▸ TASK BRIEF
Reply with one number only: the count of lines below that contain the word "RMSE".

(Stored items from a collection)
/---

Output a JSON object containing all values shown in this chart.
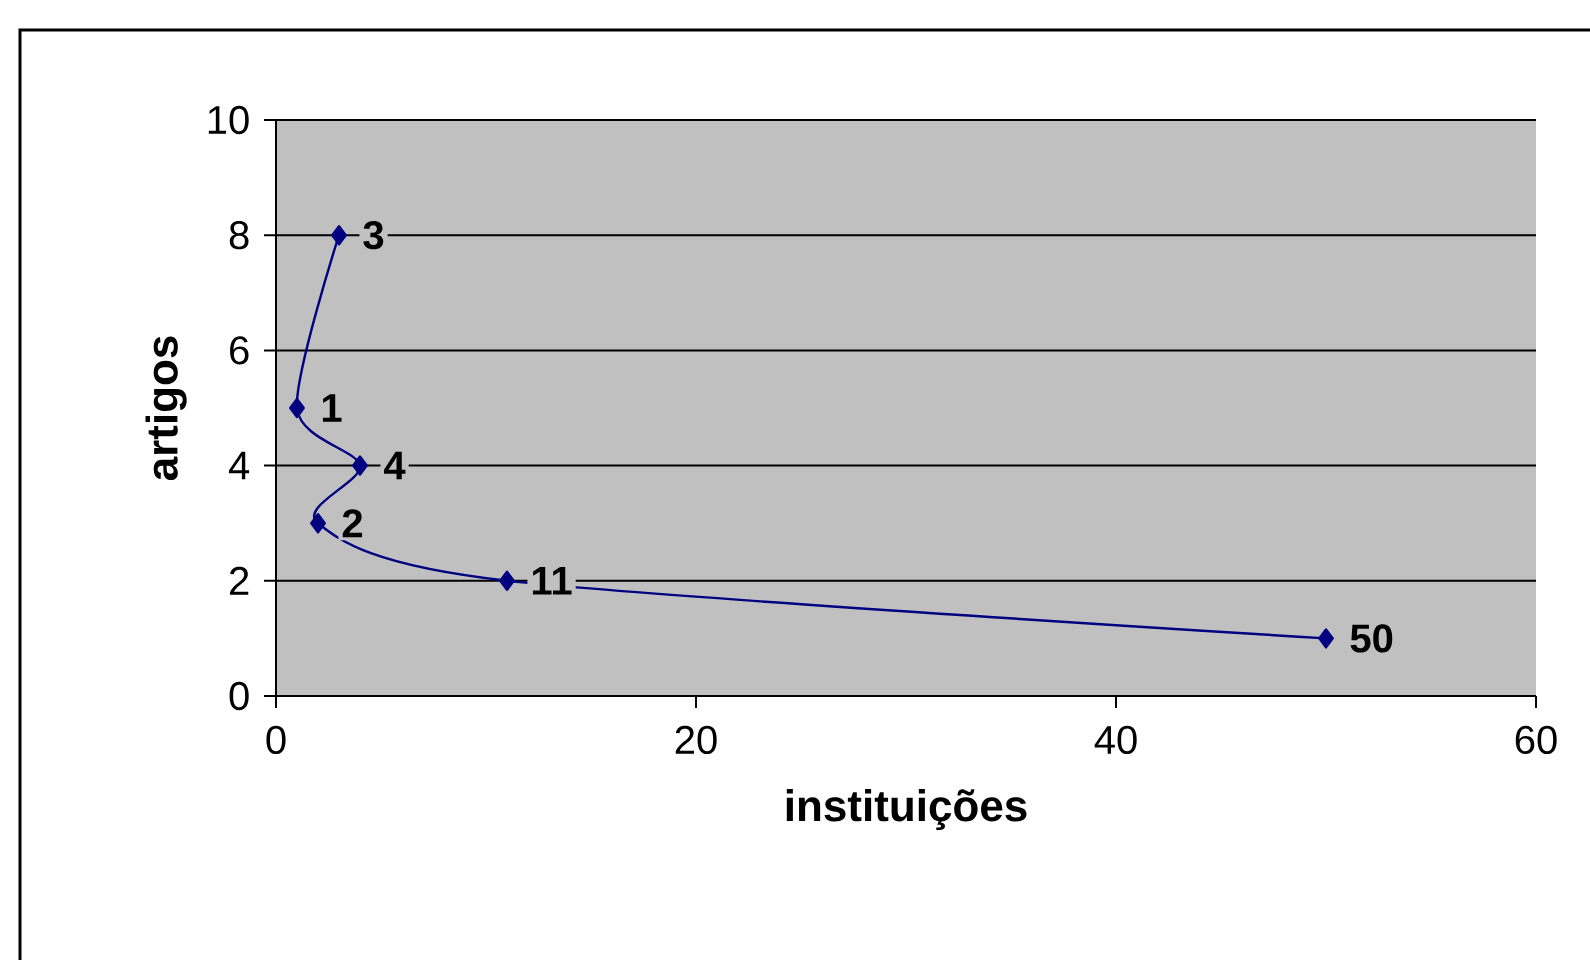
{
  "chart_data": {
    "type": "line",
    "xlabel": "instituições",
    "ylabel": "artigos",
    "x": [
      3,
      1,
      4,
      2,
      11,
      50
    ],
    "values": [
      8,
      5,
      4,
      3,
      2,
      1
    ],
    "annotations": [
      {
        "text": "3",
        "x": 3,
        "y": 8
      },
      {
        "text": "1",
        "x": 1,
        "y": 5
      },
      {
        "text": "4",
        "x": 4,
        "y": 4
      },
      {
        "text": "2",
        "x": 2,
        "y": 3
      },
      {
        "text": "11",
        "x": 11,
        "y": 2
      },
      {
        "text": "50",
        "x": 50,
        "y": 1
      }
    ],
    "color": "#000080",
    "marker": "diamond",
    "line_style": "solid",
    "xlim": [
      0,
      60
    ],
    "xticks": [
      0,
      20,
      40,
      60
    ],
    "ylim": [
      0,
      10
    ],
    "yticks": [
      0,
      2,
      4,
      6,
      8,
      10
    ],
    "grid": "y"
  }
}
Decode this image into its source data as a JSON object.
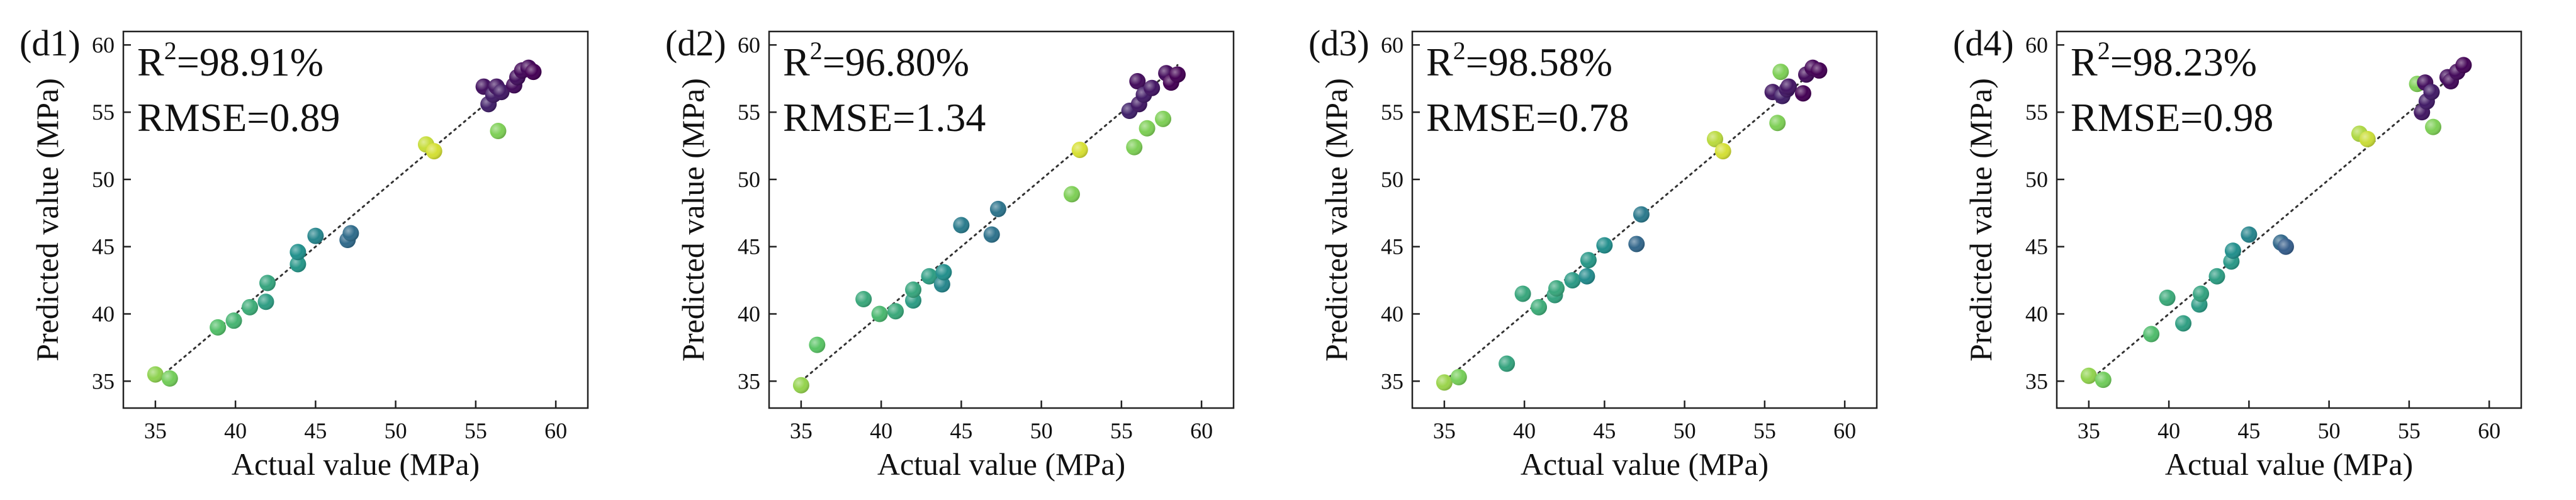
{
  "chart_data": [
    {
      "type": "scatter",
      "panel_label": "(d1)",
      "r2_label": "R",
      "r2_sup": "2",
      "r2_value": "=98.91%",
      "rmse_text": "RMSE=0.89",
      "xlabel": "Actual value (MPa)",
      "ylabel": "Predicted value (MPa)",
      "xlim": [
        33,
        62
      ],
      "ylim": [
        33,
        61
      ],
      "xticks": [
        35,
        40,
        45,
        50,
        55,
        60
      ],
      "yticks": [
        35,
        40,
        45,
        50,
        55,
        60
      ],
      "reference_line": {
        "style": "dotted",
        "from": [
          35,
          35
        ],
        "to": [
          58.5,
          58.5
        ]
      },
      "points": [
        {
          "x": 35.0,
          "y": 35.5
        },
        {
          "x": 35.9,
          "y": 35.2
        },
        {
          "x": 38.9,
          "y": 39.0
        },
        {
          "x": 39.9,
          "y": 39.5
        },
        {
          "x": 40.9,
          "y": 40.5
        },
        {
          "x": 41.9,
          "y": 40.9
        },
        {
          "x": 42.0,
          "y": 42.3
        },
        {
          "x": 43.9,
          "y": 43.7
        },
        {
          "x": 43.9,
          "y": 44.6
        },
        {
          "x": 45.0,
          "y": 45.8
        },
        {
          "x": 47.0,
          "y": 45.5
        },
        {
          "x": 47.2,
          "y": 46.0
        },
        {
          "x": 51.9,
          "y": 52.6
        },
        {
          "x": 52.4,
          "y": 52.1
        },
        {
          "x": 55.5,
          "y": 56.9
        },
        {
          "x": 55.8,
          "y": 55.6
        },
        {
          "x": 56.1,
          "y": 56.3
        },
        {
          "x": 56.3,
          "y": 56.9
        },
        {
          "x": 56.4,
          "y": 53.6
        },
        {
          "x": 56.6,
          "y": 56.5
        },
        {
          "x": 57.4,
          "y": 57.0
        },
        {
          "x": 57.6,
          "y": 57.6
        },
        {
          "x": 57.9,
          "y": 58.1
        },
        {
          "x": 58.3,
          "y": 58.3
        },
        {
          "x": 58.6,
          "y": 58.0
        }
      ]
    },
    {
      "type": "scatter",
      "panel_label": "(d2)",
      "r2_label": "R",
      "r2_sup": "2",
      "r2_value": "=96.80%",
      "rmse_text": "RMSE=1.34",
      "xlabel": "Actual value (MPa)",
      "ylabel": "Predicted value (MPa)",
      "xlim": [
        33,
        62
      ],
      "ylim": [
        33,
        61
      ],
      "xticks": [
        35,
        40,
        45,
        50,
        55,
        60
      ],
      "yticks": [
        35,
        40,
        45,
        50,
        55,
        60
      ],
      "reference_line": {
        "style": "dotted",
        "from": [
          35,
          35
        ],
        "to": [
          58.5,
          58.5
        ]
      },
      "points": [
        {
          "x": 35.0,
          "y": 34.7
        },
        {
          "x": 36.0,
          "y": 37.7
        },
        {
          "x": 38.9,
          "y": 41.1
        },
        {
          "x": 39.9,
          "y": 40.0
        },
        {
          "x": 40.9,
          "y": 40.2
        },
        {
          "x": 42.0,
          "y": 41.0
        },
        {
          "x": 42.0,
          "y": 41.8
        },
        {
          "x": 43.0,
          "y": 42.8
        },
        {
          "x": 43.8,
          "y": 42.2
        },
        {
          "x": 43.9,
          "y": 43.1
        },
        {
          "x": 45.0,
          "y": 46.6
        },
        {
          "x": 46.9,
          "y": 45.9
        },
        {
          "x": 47.3,
          "y": 47.8
        },
        {
          "x": 51.9,
          "y": 48.9
        },
        {
          "x": 52.4,
          "y": 52.2
        },
        {
          "x": 55.5,
          "y": 55.1
        },
        {
          "x": 55.8,
          "y": 52.4
        },
        {
          "x": 56.0,
          "y": 57.3
        },
        {
          "x": 56.1,
          "y": 55.6
        },
        {
          "x": 56.4,
          "y": 56.3
        },
        {
          "x": 56.6,
          "y": 53.8
        },
        {
          "x": 56.9,
          "y": 56.8
        },
        {
          "x": 57.6,
          "y": 54.5
        },
        {
          "x": 57.8,
          "y": 57.9
        },
        {
          "x": 58.1,
          "y": 57.2
        },
        {
          "x": 58.5,
          "y": 57.8
        }
      ]
    },
    {
      "type": "scatter",
      "panel_label": "(d3)",
      "r2_label": "R",
      "r2_sup": "2",
      "r2_value": "=98.58%",
      "rmse_text": "RMSE=0.78",
      "xlabel": "Actual value (MPa)",
      "ylabel": "Predicted value (MPa)",
      "xlim": [
        33,
        62
      ],
      "ylim": [
        33,
        61
      ],
      "xticks": [
        35,
        40,
        45,
        50,
        55,
        60
      ],
      "yticks": [
        35,
        40,
        45,
        50,
        55,
        60
      ],
      "reference_line": {
        "style": "dotted",
        "from": [
          35,
          35
        ],
        "to": [
          58.5,
          58.5
        ]
      },
      "points": [
        {
          "x": 35.0,
          "y": 34.9
        },
        {
          "x": 35.9,
          "y": 35.3
        },
        {
          "x": 38.9,
          "y": 36.3
        },
        {
          "x": 39.9,
          "y": 41.5
        },
        {
          "x": 40.9,
          "y": 40.5
        },
        {
          "x": 41.9,
          "y": 41.4
        },
        {
          "x": 42.0,
          "y": 41.9
        },
        {
          "x": 43.0,
          "y": 42.5
        },
        {
          "x": 43.9,
          "y": 42.8
        },
        {
          "x": 44.0,
          "y": 44.0
        },
        {
          "x": 45.0,
          "y": 45.1
        },
        {
          "x": 47.0,
          "y": 45.2
        },
        {
          "x": 47.3,
          "y": 47.4
        },
        {
          "x": 51.9,
          "y": 53.0
        },
        {
          "x": 52.4,
          "y": 52.1
        },
        {
          "x": 55.5,
          "y": 56.5
        },
        {
          "x": 55.8,
          "y": 54.2
        },
        {
          "x": 56.0,
          "y": 58.0
        },
        {
          "x": 56.1,
          "y": 56.2
        },
        {
          "x": 56.4,
          "y": 56.7
        },
        {
          "x": 56.5,
          "y": 56.9
        },
        {
          "x": 57.4,
          "y": 56.4
        },
        {
          "x": 57.6,
          "y": 57.8
        },
        {
          "x": 58.0,
          "y": 58.3
        },
        {
          "x": 58.4,
          "y": 58.1
        }
      ]
    },
    {
      "type": "scatter",
      "panel_label": "(d4)",
      "r2_label": "R",
      "r2_sup": "2",
      "r2_value": "=98.23%",
      "rmse_text": "RMSE=0.98",
      "xlabel": "Actual value (MPa)",
      "ylabel": "Predicted value (MPa)",
      "xlim": [
        33,
        62
      ],
      "ylim": [
        33,
        61
      ],
      "xticks": [
        35,
        40,
        45,
        50,
        55,
        60
      ],
      "yticks": [
        35,
        40,
        45,
        50,
        55,
        60
      ],
      "reference_line": {
        "style": "dotted",
        "from": [
          35,
          35
        ],
        "to": [
          58.5,
          58.5
        ]
      },
      "points": [
        {
          "x": 35.0,
          "y": 35.4
        },
        {
          "x": 35.9,
          "y": 35.1
        },
        {
          "x": 38.9,
          "y": 38.5
        },
        {
          "x": 39.9,
          "y": 41.2
        },
        {
          "x": 40.9,
          "y": 39.3
        },
        {
          "x": 41.9,
          "y": 40.7
        },
        {
          "x": 42.0,
          "y": 41.5
        },
        {
          "x": 43.0,
          "y": 42.8
        },
        {
          "x": 43.9,
          "y": 43.9
        },
        {
          "x": 44.0,
          "y": 44.7
        },
        {
          "x": 45.0,
          "y": 45.9
        },
        {
          "x": 47.0,
          "y": 45.3
        },
        {
          "x": 47.3,
          "y": 45.0
        },
        {
          "x": 51.9,
          "y": 53.4
        },
        {
          "x": 52.4,
          "y": 53.0
        },
        {
          "x": 55.5,
          "y": 57.1
        },
        {
          "x": 55.8,
          "y": 55.0
        },
        {
          "x": 56.0,
          "y": 57.2
        },
        {
          "x": 56.1,
          "y": 55.8
        },
        {
          "x": 56.4,
          "y": 56.5
        },
        {
          "x": 56.5,
          "y": 53.9
        },
        {
          "x": 57.4,
          "y": 57.6
        },
        {
          "x": 57.6,
          "y": 57.3
        },
        {
          "x": 58.0,
          "y": 58.0
        },
        {
          "x": 58.4,
          "y": 58.5
        }
      ]
    }
  ]
}
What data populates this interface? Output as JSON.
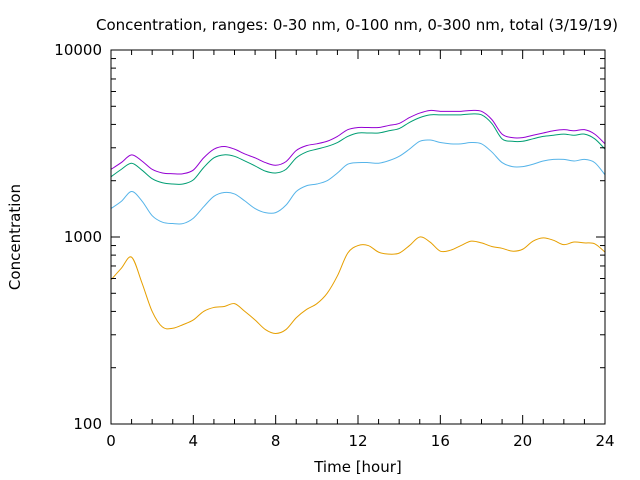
{
  "chart_data": {
    "type": "line",
    "title": "Concentration, ranges: 0-30 nm, 0-100 nm, 0-300 nm, total (3/19/19)",
    "xlabel": "Time [hour]",
    "ylabel": "Concentration",
    "xlim": [
      0,
      24
    ],
    "ylim": [
      100,
      10000
    ],
    "yscale": "log",
    "grid": false,
    "legend": "none",
    "x_ticks": [
      0,
      4,
      8,
      12,
      16,
      20,
      24
    ],
    "x_tick_labels": [
      "0",
      "4",
      "8",
      "12",
      "16",
      "20",
      "24"
    ],
    "y_ticks": [
      100,
      1000,
      10000
    ],
    "y_tick_labels": [
      "100",
      "1000",
      "10000"
    ],
    "x": [
      0,
      0.5,
      1,
      1.5,
      2,
      2.5,
      3,
      3.5,
      4,
      4.5,
      5,
      5.5,
      6,
      6.5,
      7,
      7.5,
      8,
      8.5,
      9,
      9.5,
      10,
      10.5,
      11,
      11.5,
      12,
      12.5,
      13,
      13.5,
      14,
      14.5,
      15,
      15.5,
      16,
      16.5,
      17,
      17.5,
      18,
      18.5,
      19,
      19.5,
      20,
      20.5,
      21,
      21.5,
      22,
      22.5,
      23,
      23.5,
      24
    ],
    "series": [
      {
        "color": "#e69f00",
        "values": [
          590,
          680,
          780,
          570,
          400,
          330,
          325,
          340,
          360,
          400,
          420,
          425,
          440,
          400,
          360,
          320,
          305,
          320,
          370,
          410,
          440,
          500,
          620,
          820,
          900,
          900,
          830,
          810,
          820,
          900,
          1000,
          940,
          840,
          850,
          900,
          950,
          930,
          890,
          870,
          840,
          860,
          950,
          990,
          960,
          910,
          940,
          930,
          920,
          830
        ]
      },
      {
        "color": "#56b4e9",
        "values": [
          1420,
          1550,
          1750,
          1560,
          1300,
          1200,
          1180,
          1180,
          1260,
          1450,
          1650,
          1730,
          1700,
          1560,
          1420,
          1350,
          1350,
          1480,
          1750,
          1880,
          1920,
          2000,
          2200,
          2450,
          2500,
          2500,
          2480,
          2560,
          2700,
          2950,
          3250,
          3300,
          3200,
          3150,
          3150,
          3200,
          3150,
          2850,
          2500,
          2380,
          2380,
          2450,
          2550,
          2600,
          2600,
          2550,
          2600,
          2500,
          2150
        ]
      },
      {
        "color": "#009e73",
        "values": [
          2100,
          2300,
          2480,
          2280,
          2050,
          1950,
          1920,
          1920,
          2020,
          2350,
          2650,
          2750,
          2700,
          2550,
          2400,
          2250,
          2200,
          2300,
          2650,
          2850,
          2950,
          3050,
          3200,
          3450,
          3600,
          3600,
          3600,
          3700,
          3800,
          4100,
          4350,
          4500,
          4500,
          4500,
          4500,
          4550,
          4500,
          4050,
          3350,
          3250,
          3250,
          3350,
          3450,
          3500,
          3550,
          3500,
          3550,
          3350,
          2950
        ]
      },
      {
        "color": "#9400d3",
        "values": [
          2300,
          2500,
          2750,
          2550,
          2300,
          2200,
          2180,
          2180,
          2280,
          2650,
          2950,
          3050,
          2950,
          2780,
          2650,
          2500,
          2420,
          2530,
          2900,
          3080,
          3150,
          3250,
          3450,
          3750,
          3850,
          3850,
          3850,
          3950,
          4050,
          4350,
          4600,
          4750,
          4700,
          4700,
          4700,
          4750,
          4700,
          4250,
          3550,
          3400,
          3400,
          3500,
          3600,
          3700,
          3750,
          3700,
          3750,
          3550,
          3150
        ]
      }
    ]
  }
}
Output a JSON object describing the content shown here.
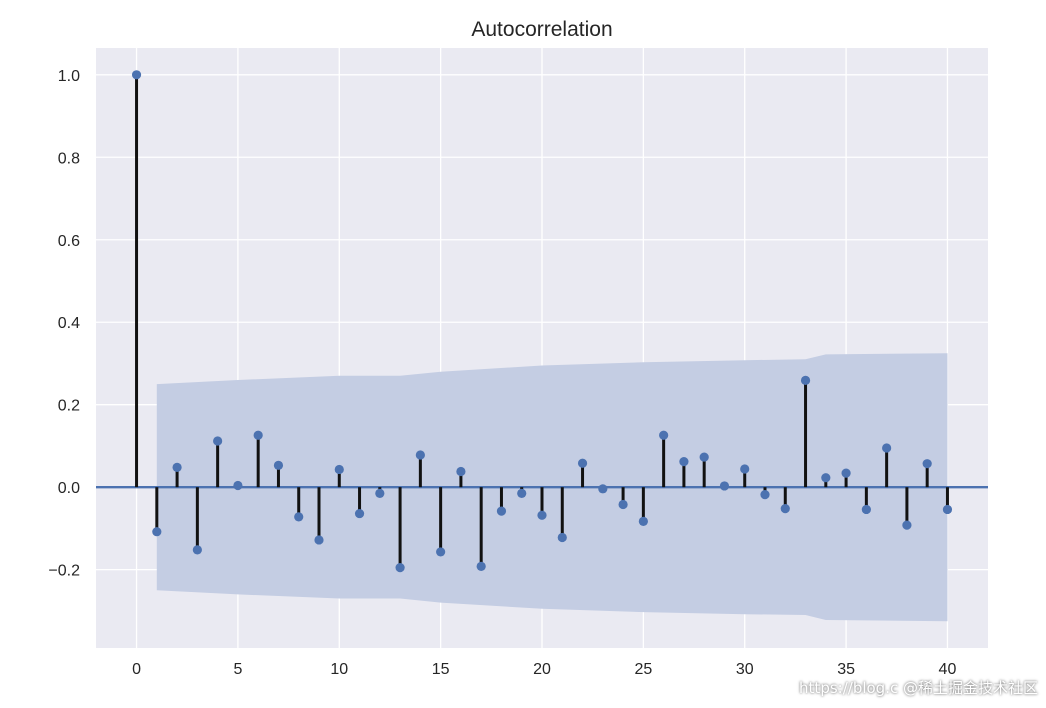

\---

▸ RESULT
4